* begin RECORDS *
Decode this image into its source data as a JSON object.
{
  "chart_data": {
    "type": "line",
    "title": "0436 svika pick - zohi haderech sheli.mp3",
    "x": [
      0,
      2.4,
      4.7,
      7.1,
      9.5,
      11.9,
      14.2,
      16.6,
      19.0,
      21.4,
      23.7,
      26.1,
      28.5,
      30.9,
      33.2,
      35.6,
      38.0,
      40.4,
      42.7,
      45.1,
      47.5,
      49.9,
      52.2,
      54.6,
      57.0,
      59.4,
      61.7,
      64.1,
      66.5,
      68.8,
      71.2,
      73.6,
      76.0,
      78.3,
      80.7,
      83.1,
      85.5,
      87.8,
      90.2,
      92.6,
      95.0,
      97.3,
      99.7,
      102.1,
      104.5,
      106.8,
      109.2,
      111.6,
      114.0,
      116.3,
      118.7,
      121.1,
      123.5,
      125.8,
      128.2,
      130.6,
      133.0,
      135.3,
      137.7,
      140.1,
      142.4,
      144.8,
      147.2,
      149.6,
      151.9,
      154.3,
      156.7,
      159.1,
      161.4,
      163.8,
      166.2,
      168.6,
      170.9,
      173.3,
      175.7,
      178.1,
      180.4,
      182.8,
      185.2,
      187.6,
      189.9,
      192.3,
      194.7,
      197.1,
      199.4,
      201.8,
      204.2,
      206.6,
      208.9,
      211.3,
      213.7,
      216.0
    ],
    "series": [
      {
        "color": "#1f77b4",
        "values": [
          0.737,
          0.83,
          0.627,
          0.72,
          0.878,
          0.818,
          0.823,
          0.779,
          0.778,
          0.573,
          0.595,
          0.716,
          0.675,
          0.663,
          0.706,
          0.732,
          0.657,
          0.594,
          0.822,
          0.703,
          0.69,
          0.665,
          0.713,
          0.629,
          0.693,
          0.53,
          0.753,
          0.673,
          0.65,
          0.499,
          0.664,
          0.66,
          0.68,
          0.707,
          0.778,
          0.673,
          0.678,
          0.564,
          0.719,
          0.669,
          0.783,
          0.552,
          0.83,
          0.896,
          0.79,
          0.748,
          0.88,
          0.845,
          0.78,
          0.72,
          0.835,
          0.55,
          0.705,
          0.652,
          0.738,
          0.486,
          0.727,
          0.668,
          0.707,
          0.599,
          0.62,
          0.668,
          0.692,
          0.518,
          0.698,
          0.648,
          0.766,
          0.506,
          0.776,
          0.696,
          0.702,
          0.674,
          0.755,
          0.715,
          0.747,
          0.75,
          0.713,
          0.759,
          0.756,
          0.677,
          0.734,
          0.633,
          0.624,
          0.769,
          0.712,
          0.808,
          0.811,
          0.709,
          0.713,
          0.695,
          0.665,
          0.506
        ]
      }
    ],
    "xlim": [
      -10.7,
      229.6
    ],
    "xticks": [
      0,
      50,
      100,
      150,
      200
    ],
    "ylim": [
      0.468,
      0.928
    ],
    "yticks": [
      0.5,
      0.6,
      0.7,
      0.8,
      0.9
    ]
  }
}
* end RECORDS *
• **OBJECTIVE**
Reproduce the listing above word for word.

• **EXERCISE SOLUTION**
Decode this image into its source data as a JSON object.
{
  "chart_data": {
    "type": "line",
    "title": "0436 svika pick - zohi haderech sheli.mp3",
    "x": [
      0,
      2.4,
      4.7,
      7.1,
      9.5,
      11.9,
      14.2,
      16.6,
      19.0,
      21.4,
      23.7,
      26.1,
      28.5,
      30.9,
      33.2,
      35.6,
      38.0,
      40.4,
      42.7,
      45.1,
      47.5,
      49.9,
      52.2,
      54.6,
      57.0,
      59.4,
      61.7,
      64.1,
      66.5,
      68.8,
      71.2,
      73.6,
      76.0,
      78.3,
      80.7,
      83.1,
      85.5,
      87.8,
      90.2,
      92.6,
      95.0,
      97.3,
      99.7,
      102.1,
      104.5,
      106.8,
      109.2,
      111.6,
      114.0,
      116.3,
      118.7,
      121.1,
      123.5,
      125.8,
      128.2,
      130.6,
      133.0,
      135.3,
      137.7,
      140.1,
      142.4,
      144.8,
      147.2,
      149.6,
      151.9,
      154.3,
      156.7,
      159.1,
      161.4,
      163.8,
      166.2,
      168.6,
      170.9,
      173.3,
      175.7,
      178.1,
      180.4,
      182.8,
      185.2,
      187.6,
      189.9,
      192.3,
      194.7,
      197.1,
      199.4,
      201.8,
      204.2,
      206.6,
      208.9,
      211.3,
      213.7,
      216.0
    ],
    "series": [
      {
        "color": "#1f77b4",
        "values": [
          0.737,
          0.83,
          0.627,
          0.72,
          0.878,
          0.818,
          0.823,
          0.779,
          0.778,
          0.573,
          0.595,
          0.716,
          0.675,
          0.663,
          0.706,
          0.732,
          0.657,
          0.594,
          0.822,
          0.703,
          0.69,
          0.665,
          0.713,
          0.629,
          0.693,
          0.53,
          0.753,
          0.673,
          0.65,
          0.499,
          0.664,
          0.66,
          0.68,
          0.707,
          0.778,
          0.673,
          0.678,
          0.564,
          0.719,
          0.669,
          0.783,
          0.552,
          0.83,
          0.896,
          0.79,
          0.748,
          0.88,
          0.845,
          0.78,
          0.72,
          0.835,
          0.55,
          0.705,
          0.652,
          0.738,
          0.486,
          0.727,
          0.668,
          0.707,
          0.599,
          0.62,
          0.668,
          0.692,
          0.518,
          0.698,
          0.648,
          0.766,
          0.506,
          0.776,
          0.696,
          0.702,
          0.674,
          0.755,
          0.715,
          0.747,
          0.75,
          0.713,
          0.759,
          0.756,
          0.677,
          0.734,
          0.633,
          0.624,
          0.769,
          0.712,
          0.808,
          0.811,
          0.709,
          0.713,
          0.695,
          0.665,
          0.506
        ]
      }
    ],
    "xlim": [
      -10.7,
      229.6
    ],
    "xticks": [
      0,
      50,
      100,
      150,
      200
    ],
    "ylim": [
      0.468,
      0.928
    ],
    "yticks": [
      0.5,
      0.6,
      0.7,
      0.8,
      0.9
    ]
  }
}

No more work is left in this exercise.